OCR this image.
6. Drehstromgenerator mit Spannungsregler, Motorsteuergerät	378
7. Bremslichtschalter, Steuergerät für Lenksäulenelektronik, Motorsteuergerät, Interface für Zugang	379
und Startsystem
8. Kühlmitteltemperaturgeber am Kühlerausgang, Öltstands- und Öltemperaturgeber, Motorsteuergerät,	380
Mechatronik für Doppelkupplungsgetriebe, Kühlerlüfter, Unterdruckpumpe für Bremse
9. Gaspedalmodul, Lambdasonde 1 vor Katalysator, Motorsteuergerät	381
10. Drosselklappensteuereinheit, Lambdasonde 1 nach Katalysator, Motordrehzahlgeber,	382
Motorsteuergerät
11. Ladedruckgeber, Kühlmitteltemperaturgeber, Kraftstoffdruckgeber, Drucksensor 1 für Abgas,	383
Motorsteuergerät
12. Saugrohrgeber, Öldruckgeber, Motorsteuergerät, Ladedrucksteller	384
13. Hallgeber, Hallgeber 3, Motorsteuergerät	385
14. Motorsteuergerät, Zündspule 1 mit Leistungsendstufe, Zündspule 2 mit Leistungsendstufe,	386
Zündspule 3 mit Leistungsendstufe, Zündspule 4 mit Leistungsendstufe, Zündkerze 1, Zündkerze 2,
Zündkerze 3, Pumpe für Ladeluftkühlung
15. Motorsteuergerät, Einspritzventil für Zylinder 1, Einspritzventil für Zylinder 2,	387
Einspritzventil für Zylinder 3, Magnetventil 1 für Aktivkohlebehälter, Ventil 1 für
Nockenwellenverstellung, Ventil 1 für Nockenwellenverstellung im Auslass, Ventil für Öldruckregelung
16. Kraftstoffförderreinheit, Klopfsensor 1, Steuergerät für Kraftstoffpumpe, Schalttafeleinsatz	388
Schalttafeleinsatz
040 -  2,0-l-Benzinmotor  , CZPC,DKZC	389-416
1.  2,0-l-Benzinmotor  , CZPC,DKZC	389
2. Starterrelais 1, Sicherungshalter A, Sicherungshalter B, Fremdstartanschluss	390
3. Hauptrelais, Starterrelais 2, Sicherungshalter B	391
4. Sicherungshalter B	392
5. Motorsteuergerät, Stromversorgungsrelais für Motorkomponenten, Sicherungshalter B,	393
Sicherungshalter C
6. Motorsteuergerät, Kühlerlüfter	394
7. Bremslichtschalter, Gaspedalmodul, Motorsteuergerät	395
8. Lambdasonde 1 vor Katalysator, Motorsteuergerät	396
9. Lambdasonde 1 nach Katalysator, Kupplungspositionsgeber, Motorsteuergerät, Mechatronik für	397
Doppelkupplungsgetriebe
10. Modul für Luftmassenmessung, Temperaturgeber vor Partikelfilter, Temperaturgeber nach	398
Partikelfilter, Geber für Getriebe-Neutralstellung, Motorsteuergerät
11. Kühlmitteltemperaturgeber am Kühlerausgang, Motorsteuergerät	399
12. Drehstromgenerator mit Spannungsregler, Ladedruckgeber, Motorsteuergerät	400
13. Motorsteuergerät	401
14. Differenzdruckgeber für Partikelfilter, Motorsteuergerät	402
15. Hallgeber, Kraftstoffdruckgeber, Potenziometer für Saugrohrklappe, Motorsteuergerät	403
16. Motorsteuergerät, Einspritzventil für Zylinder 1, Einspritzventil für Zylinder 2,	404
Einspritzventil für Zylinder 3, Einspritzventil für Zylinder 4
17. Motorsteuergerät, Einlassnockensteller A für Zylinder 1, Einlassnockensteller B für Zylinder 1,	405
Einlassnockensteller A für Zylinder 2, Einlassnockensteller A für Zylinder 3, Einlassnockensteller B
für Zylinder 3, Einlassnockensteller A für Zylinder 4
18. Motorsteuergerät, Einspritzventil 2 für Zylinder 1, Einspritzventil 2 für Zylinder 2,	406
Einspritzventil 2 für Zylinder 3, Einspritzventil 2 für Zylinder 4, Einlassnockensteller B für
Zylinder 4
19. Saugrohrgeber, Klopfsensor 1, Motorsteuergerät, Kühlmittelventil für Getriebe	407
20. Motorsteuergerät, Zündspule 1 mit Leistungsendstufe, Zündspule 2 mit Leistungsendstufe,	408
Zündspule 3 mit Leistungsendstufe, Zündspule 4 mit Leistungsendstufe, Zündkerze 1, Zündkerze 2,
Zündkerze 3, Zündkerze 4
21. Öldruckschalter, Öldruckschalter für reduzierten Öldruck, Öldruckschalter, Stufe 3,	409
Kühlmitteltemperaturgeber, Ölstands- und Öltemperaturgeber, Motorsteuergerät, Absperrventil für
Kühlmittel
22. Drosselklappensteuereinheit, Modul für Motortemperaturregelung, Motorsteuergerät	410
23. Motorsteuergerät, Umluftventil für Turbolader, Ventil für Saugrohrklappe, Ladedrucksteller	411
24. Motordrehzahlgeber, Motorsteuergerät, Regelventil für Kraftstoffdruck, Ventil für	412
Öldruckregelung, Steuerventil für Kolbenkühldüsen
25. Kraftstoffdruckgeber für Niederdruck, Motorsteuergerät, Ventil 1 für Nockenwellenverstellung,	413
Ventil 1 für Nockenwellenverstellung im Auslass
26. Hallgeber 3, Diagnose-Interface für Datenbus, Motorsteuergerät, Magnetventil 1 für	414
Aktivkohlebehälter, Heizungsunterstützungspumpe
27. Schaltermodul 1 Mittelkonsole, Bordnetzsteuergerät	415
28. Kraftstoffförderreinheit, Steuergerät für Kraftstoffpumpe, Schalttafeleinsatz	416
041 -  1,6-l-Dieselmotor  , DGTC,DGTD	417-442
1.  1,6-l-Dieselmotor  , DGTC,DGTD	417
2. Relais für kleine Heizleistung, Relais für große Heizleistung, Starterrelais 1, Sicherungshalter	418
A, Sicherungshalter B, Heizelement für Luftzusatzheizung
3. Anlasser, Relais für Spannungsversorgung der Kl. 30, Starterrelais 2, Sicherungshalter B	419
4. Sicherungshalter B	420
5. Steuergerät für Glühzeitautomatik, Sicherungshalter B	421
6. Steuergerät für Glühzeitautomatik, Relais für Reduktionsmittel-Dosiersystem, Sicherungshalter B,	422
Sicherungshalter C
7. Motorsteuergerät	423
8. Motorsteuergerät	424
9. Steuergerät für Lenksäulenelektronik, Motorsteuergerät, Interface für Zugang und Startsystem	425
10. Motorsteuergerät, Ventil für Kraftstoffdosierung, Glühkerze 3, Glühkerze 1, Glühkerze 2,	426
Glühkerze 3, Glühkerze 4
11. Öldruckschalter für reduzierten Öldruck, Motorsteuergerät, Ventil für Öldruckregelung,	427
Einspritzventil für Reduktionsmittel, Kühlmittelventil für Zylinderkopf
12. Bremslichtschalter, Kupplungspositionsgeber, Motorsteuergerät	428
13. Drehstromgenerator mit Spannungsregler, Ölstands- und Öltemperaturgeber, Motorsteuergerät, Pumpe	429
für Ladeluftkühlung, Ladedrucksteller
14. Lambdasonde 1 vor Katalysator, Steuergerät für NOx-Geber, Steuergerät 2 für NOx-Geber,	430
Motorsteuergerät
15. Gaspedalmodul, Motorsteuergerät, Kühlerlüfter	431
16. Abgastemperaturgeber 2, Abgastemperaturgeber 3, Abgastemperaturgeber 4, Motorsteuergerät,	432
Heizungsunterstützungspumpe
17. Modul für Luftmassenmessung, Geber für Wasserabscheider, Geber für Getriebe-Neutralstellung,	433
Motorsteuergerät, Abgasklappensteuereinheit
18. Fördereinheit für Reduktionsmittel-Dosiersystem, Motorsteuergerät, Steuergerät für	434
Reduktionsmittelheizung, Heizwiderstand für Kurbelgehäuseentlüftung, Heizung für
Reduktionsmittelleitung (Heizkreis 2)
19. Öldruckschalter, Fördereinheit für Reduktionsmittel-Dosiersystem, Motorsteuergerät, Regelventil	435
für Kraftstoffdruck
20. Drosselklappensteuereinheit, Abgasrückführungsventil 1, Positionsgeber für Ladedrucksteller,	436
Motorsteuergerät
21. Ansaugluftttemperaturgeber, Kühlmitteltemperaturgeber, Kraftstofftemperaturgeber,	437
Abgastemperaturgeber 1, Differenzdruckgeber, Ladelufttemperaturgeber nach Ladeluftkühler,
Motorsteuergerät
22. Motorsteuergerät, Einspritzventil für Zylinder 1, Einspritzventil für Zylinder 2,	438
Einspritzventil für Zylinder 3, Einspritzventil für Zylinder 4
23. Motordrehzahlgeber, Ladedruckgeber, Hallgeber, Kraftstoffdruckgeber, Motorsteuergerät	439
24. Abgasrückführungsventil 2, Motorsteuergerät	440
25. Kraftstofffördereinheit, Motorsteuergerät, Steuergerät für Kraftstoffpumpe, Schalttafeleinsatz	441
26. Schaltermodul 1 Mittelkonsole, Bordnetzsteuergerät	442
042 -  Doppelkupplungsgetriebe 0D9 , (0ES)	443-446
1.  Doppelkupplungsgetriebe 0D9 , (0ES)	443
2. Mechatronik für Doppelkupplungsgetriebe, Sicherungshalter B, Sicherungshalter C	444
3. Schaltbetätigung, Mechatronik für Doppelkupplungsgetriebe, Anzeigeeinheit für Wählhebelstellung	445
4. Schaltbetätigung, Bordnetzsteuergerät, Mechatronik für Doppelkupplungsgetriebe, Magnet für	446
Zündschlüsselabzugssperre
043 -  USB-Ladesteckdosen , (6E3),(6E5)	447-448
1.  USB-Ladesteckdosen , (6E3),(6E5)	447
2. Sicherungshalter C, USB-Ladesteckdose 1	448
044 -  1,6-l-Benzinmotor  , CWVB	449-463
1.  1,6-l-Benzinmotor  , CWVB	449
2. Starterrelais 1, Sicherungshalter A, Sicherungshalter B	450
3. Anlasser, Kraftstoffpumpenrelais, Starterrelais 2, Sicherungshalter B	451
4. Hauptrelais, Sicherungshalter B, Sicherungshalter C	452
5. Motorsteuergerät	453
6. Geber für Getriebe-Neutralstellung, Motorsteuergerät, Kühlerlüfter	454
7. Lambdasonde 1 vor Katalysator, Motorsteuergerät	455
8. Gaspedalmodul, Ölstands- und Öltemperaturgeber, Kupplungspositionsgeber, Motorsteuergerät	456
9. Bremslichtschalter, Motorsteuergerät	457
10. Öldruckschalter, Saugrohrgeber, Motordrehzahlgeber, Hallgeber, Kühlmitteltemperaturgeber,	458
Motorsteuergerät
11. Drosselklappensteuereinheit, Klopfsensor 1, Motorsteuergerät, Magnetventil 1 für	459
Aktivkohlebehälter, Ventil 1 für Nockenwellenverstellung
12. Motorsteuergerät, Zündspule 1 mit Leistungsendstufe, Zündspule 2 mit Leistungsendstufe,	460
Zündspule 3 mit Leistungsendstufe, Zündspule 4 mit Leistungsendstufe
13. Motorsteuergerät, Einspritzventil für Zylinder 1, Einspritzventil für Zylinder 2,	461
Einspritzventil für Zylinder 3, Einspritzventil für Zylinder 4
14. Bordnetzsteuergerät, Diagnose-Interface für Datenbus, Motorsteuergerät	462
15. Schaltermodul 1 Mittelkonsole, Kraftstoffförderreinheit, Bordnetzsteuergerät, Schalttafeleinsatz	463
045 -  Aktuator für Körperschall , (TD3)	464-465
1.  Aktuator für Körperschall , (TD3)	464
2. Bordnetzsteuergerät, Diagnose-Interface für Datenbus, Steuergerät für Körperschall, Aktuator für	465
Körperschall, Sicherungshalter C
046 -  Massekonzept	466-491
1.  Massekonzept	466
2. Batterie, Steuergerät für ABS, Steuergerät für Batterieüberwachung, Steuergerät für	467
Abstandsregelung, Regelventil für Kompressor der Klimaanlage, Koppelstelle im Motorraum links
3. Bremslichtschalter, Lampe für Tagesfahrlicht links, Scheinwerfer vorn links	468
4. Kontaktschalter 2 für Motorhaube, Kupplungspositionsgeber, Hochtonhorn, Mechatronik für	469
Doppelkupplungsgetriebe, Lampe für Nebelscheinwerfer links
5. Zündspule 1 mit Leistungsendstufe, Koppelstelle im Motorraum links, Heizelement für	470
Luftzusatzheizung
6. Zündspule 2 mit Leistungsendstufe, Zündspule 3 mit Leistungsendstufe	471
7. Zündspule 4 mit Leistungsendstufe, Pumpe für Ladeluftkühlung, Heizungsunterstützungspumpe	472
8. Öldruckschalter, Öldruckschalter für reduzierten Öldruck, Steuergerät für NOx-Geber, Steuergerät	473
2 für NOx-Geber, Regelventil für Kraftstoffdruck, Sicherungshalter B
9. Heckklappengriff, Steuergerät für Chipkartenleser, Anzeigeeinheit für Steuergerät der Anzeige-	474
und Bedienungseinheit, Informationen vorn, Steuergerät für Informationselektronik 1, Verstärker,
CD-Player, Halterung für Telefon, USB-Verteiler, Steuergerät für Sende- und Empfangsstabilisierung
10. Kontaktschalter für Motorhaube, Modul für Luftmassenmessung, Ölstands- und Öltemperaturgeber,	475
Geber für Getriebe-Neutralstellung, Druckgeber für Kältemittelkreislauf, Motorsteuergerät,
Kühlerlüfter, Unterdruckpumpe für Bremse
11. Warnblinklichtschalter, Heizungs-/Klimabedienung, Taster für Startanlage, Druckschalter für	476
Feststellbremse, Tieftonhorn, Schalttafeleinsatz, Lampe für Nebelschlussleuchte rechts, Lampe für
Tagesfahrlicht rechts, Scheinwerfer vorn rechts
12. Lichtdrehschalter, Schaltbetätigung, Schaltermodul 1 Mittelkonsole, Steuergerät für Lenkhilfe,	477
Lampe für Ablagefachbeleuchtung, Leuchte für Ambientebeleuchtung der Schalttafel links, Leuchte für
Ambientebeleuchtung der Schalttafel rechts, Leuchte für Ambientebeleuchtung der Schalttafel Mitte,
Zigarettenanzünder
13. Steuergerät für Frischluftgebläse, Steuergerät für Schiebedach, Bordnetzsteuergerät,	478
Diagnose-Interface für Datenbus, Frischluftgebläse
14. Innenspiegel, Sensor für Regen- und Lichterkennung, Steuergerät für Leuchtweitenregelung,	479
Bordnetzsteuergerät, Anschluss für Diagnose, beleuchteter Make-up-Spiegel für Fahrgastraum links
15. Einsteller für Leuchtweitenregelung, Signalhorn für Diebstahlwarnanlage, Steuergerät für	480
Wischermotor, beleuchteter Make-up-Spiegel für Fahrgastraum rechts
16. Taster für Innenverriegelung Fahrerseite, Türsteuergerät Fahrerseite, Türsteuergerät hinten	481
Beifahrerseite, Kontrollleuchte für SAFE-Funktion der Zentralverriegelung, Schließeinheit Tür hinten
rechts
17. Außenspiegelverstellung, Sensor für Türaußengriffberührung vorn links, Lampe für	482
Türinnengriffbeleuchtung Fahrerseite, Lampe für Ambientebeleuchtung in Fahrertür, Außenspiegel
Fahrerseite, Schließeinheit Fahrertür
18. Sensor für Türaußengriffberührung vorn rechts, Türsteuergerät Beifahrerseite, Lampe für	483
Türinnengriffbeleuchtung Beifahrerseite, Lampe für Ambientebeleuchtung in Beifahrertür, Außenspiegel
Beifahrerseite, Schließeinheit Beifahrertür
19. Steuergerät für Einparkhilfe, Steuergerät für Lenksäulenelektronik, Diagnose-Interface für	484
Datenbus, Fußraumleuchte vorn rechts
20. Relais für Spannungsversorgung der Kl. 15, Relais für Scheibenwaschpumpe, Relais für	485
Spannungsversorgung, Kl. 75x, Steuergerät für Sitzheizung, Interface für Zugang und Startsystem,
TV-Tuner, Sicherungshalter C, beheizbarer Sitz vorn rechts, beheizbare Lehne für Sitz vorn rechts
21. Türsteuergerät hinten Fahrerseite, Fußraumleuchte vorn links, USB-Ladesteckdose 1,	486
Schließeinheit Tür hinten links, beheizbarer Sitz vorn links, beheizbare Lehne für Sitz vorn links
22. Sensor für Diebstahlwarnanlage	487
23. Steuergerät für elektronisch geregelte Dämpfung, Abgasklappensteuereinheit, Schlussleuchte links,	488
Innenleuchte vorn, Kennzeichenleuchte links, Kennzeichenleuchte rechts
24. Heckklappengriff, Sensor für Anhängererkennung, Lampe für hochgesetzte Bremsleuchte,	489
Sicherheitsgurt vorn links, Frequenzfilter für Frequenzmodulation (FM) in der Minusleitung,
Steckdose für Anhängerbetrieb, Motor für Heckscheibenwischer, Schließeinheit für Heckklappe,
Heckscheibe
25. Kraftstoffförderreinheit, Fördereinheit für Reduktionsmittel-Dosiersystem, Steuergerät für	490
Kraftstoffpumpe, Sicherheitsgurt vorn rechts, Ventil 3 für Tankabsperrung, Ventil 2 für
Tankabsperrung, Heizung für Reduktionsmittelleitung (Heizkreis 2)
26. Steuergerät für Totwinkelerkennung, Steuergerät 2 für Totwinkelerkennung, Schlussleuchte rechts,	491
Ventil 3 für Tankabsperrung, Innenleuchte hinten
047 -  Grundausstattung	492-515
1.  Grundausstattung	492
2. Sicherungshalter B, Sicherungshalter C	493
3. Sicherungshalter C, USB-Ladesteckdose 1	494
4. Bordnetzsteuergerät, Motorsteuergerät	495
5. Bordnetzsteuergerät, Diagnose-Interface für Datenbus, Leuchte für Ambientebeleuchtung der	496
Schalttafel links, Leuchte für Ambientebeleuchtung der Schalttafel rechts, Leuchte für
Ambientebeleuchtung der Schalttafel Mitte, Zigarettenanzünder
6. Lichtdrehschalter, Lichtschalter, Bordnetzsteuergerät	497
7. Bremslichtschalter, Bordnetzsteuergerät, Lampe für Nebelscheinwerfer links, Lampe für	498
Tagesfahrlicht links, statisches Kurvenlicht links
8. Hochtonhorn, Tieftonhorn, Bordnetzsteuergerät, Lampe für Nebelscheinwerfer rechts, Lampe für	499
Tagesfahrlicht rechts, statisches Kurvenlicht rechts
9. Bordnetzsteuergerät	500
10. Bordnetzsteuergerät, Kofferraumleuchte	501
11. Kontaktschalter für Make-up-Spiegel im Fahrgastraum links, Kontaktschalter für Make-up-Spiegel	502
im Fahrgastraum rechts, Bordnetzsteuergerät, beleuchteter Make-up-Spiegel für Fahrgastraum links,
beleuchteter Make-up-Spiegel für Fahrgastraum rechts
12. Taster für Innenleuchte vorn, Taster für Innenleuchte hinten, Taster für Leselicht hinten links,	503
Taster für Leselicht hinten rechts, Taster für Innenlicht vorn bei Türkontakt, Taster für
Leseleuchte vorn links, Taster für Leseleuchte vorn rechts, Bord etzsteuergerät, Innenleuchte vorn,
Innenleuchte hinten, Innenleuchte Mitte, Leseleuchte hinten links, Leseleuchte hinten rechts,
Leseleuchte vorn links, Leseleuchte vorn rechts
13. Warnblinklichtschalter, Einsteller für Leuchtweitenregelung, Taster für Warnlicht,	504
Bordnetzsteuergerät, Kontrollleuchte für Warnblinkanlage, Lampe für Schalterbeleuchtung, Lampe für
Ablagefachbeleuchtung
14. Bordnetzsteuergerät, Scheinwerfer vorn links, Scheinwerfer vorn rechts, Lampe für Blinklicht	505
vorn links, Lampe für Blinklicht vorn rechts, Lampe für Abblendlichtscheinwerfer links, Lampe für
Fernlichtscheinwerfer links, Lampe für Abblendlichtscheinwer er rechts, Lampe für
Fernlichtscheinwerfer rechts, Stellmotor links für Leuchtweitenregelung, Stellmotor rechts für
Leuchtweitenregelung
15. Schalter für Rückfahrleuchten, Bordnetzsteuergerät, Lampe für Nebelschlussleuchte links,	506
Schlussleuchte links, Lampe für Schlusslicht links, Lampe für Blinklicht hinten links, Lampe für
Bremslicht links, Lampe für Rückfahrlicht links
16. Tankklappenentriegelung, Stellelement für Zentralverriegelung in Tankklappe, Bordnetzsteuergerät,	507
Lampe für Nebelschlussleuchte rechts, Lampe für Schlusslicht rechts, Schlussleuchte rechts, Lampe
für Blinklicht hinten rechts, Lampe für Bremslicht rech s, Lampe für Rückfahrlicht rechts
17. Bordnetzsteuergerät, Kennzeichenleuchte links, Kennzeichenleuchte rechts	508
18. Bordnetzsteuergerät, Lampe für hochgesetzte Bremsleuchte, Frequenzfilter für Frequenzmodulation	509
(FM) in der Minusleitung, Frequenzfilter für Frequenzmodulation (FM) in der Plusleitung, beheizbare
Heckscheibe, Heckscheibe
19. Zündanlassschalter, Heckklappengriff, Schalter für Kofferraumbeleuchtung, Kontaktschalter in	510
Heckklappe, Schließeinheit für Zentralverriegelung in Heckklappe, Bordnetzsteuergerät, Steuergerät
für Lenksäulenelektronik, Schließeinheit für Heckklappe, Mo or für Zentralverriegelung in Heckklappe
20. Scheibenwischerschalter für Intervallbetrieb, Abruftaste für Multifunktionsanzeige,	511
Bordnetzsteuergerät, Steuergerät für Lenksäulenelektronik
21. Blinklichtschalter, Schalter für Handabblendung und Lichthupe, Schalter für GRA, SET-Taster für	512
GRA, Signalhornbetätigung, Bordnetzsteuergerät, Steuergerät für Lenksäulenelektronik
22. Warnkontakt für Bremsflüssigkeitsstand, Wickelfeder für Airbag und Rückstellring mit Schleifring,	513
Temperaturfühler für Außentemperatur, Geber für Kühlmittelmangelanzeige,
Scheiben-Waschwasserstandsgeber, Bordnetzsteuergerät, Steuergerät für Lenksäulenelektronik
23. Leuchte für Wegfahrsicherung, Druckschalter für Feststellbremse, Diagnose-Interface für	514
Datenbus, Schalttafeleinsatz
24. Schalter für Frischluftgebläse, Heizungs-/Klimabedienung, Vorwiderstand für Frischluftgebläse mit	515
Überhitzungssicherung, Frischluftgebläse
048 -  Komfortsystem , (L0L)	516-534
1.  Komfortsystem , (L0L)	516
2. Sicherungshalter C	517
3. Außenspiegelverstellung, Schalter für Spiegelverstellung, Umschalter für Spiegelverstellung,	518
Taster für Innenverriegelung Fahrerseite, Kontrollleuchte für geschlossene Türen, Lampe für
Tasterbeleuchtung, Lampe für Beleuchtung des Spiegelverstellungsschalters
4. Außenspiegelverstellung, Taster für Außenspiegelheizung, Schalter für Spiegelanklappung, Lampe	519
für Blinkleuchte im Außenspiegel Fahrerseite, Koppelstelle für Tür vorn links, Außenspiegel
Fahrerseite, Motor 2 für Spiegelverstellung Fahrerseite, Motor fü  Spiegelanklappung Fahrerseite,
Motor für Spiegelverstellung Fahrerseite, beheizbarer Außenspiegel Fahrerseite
· · · · · · ·
» Aim of the task: Collect every line above that contains the word "Dosiersystem".

» Output:
6. Steuergerät für Glühzeitautomatik, Relais für Reduktionsmittel-Dosiersystem, Sicherungshalter B,	422
18. Fördereinheit für Reduktionsmittel-Dosiersystem, Motorsteuergerät, Steuergerät für	434
19. Öldruckschalter, Fördereinheit für Reduktionsmittel-Dosiersystem, Motorsteuergerät, Regelventil	435
25. Kraftstoffförderreinheit, Fördereinheit für Reduktionsmittel-Dosiersystem, Steuergerät für	490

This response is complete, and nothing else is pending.